▶ [Job]:
Quote all entries in full, exactly.

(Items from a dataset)
+ + + + +

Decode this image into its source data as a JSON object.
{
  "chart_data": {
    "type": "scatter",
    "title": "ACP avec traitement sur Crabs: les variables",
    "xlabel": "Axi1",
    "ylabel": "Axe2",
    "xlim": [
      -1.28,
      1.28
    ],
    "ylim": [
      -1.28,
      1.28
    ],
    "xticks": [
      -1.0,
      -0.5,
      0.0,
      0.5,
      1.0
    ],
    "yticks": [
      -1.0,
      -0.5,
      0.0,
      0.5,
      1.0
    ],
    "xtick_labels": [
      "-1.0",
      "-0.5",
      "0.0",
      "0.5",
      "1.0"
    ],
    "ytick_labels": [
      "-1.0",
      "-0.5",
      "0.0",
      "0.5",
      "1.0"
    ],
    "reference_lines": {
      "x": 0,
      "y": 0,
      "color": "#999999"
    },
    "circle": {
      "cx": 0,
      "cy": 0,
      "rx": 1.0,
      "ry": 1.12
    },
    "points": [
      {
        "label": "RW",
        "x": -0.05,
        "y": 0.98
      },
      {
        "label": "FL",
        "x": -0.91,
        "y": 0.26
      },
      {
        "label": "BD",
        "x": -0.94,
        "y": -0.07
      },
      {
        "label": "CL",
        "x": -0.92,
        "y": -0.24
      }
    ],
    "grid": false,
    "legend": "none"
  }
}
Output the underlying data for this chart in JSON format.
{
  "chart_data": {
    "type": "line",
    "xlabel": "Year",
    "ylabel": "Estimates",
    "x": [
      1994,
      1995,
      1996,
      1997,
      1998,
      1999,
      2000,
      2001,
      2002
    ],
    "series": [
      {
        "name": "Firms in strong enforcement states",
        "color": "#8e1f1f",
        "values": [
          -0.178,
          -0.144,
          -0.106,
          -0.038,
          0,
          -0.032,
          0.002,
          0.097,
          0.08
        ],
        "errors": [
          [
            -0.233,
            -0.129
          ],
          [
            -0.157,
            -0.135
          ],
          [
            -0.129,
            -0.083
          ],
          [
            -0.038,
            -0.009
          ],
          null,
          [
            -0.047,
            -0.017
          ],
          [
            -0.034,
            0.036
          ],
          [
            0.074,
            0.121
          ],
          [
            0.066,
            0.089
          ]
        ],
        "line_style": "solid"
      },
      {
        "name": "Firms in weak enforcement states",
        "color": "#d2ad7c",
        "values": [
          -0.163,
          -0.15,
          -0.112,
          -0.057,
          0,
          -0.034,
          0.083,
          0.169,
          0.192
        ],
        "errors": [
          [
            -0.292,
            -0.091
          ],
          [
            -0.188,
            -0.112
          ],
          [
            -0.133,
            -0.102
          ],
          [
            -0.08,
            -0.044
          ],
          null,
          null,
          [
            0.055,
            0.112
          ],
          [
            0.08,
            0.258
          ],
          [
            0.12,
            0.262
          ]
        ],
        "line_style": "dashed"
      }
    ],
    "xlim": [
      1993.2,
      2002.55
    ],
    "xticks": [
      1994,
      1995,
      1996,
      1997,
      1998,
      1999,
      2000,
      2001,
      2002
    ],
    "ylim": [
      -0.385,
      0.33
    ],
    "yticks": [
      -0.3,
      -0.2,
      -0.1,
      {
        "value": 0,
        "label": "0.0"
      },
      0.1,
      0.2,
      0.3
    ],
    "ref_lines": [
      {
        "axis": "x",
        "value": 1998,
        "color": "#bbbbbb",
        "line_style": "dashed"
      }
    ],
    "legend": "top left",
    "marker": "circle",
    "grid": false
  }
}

+ + + + +

▶ [Result for this exercise]:
Decode this image into its source data as a JSON object.
{
  "chart_data": {
    "type": "scatter",
    "title": "ACP avec traitement sur Crabs: les variables",
    "xlabel": "Axi1",
    "ylabel": "Axe2",
    "xlim": [
      -1.28,
      1.28
    ],
    "ylim": [
      -1.28,
      1.28
    ],
    "xticks": [
      -1.0,
      -0.5,
      0.0,
      0.5,
      1.0
    ],
    "yticks": [
      -1.0,
      -0.5,
      0.0,
      0.5,
      1.0
    ],
    "xtick_labels": [
      "-1.0",
      "-0.5",
      "0.0",
      "0.5",
      "1.0"
    ],
    "ytick_labels": [
      "-1.0",
      "-0.5",
      "0.0",
      "0.5",
      "1.0"
    ],
    "reference_lines": {
      "x": 0,
      "y": 0,
      "color": "#999999"
    },
    "circle": {
      "cx": 0,
      "cy": 0,
      "rx": 1.0,
      "ry": 1.12
    },
    "points": [
      {
        "label": "RW",
        "x": -0.05,
        "y": 0.98
      },
      {
        "label": "FL",
        "x": -0.91,
        "y": 0.26
      },
      {
        "label": "BD",
        "x": -0.94,
        "y": -0.07
      },
      {
        "label": "CL",
        "x": -0.92,
        "y": -0.24
      }
    ],
    "grid": false,
    "legend": "none"
  }
}
Output the underlying data for this chart in JSON format.
{
  "chart_data": {
    "type": "line",
    "xlabel": "Year",
    "ylabel": "Estimates",
    "x": [
      1994,
      1995,
      1996,
      1997,
      1998,
      1999,
      2000,
      2001,
      2002
    ],
    "series": [
      {
        "name": "Firms in strong enforcement states",
        "color": "#8e1f1f",
        "values": [
          -0.178,
          -0.144,
          -0.106,
          -0.038,
          0,
          -0.032,
          0.002,
          0.097,
          0.08
        ],
        "errors": [
          [
            -0.233,
            -0.129
          ],
          [
            -0.157,
            -0.135
          ],
          [
            -0.129,
            -0.083
          ],
          [
            -0.038,
            -0.009
          ],
          null,
          [
            -0.047,
            -0.017
          ],
          [
            -0.034,
            0.036
          ],
          [
            0.074,
            0.121
          ],
          [
            0.066,
            0.089
          ]
        ],
        "line_style": "solid"
      },
      {
        "name": "Firms in weak enforcement states",
        "color": "#d2ad7c",
        "values": [
          -0.163,
          -0.15,
          -0.112,
          -0.057,
          0,
          -0.034,
          0.083,
          0.169,
          0.192
        ],
        "errors": [
          [
            -0.292,
            -0.091
          ],
          [
            -0.188,
            -0.112
          ],
          [
            -0.133,
            -0.102
          ],
          [
            -0.08,
            -0.044
          ],
          null,
          null,
          [
            0.055,
            0.112
          ],
          [
            0.08,
            0.258
          ],
          [
            0.12,
            0.262
          ]
        ],
        "line_style": "dashed"
      }
    ],
    "xlim": [
      1993.2,
      2002.55
    ],
    "xticks": [
      1994,
      1995,
      1996,
      1997,
      1998,
      1999,
      2000,
      2001,
      2002
    ],
    "ylim": [
      -0.385,
      0.33
    ],
    "yticks": [
      -0.3,
      -0.2,
      -0.1,
      {
        "value": 0,
        "label": "0.0"
      },
      0.1,
      0.2,
      0.3
    ],
    "ref_lines": [
      {
        "axis": "x",
        "value": 1998,
        "color": "#bbbbbb",
        "line_style": "dashed"
      }
    ],
    "legend": "top left",
    "marker": "circle",
    "grid": false
  }
}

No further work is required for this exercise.